**GOAL**
Print the full listing exactly.

◇ ◇ ◇ ◇ ◇ ◇ ◇

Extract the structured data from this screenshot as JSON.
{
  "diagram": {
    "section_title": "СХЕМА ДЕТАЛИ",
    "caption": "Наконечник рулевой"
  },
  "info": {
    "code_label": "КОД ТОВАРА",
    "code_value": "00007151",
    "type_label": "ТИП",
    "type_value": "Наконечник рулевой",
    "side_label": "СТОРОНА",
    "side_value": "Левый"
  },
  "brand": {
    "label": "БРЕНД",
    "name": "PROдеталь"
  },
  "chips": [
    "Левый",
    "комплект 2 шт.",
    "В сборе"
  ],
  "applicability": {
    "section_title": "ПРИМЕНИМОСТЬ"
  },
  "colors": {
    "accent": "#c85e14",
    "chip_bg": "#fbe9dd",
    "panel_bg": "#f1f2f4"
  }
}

◇ ◇ ◇ ◇ ◇ ◇ ◇

**OUTPUT BELOW**
Extract the structured data from this screenshot as JSON.
{
  "diagram": {
    "section_title": "СХЕМА ДЕТАЛИ",
    "caption": "Наконечник рулевой"
  },
  "info": {
    "code_label": "КОД ТОВАРА",
    "code_value": "00007151",
    "type_label": "ТИП",
    "type_value": "Наконечник рулевой",
    "side_label": "СТОРОНА",
    "side_value": "Левый"
  },
  "brand": {
    "label": "БРЕНД",
    "name": "PROдеталь"
  },
  "chips": [
    "Левый",
    "комплект 2 шт.",
    "В сборе"
  ],
  "applicability": {
    "section_title": "ПРИМЕНИМОСТЬ"
  },
  "colors": {
    "accent": "#c85e14",
    "chip_bg": "#fbe9dd",
    "panel_bg": "#f1f2f4"
  }
}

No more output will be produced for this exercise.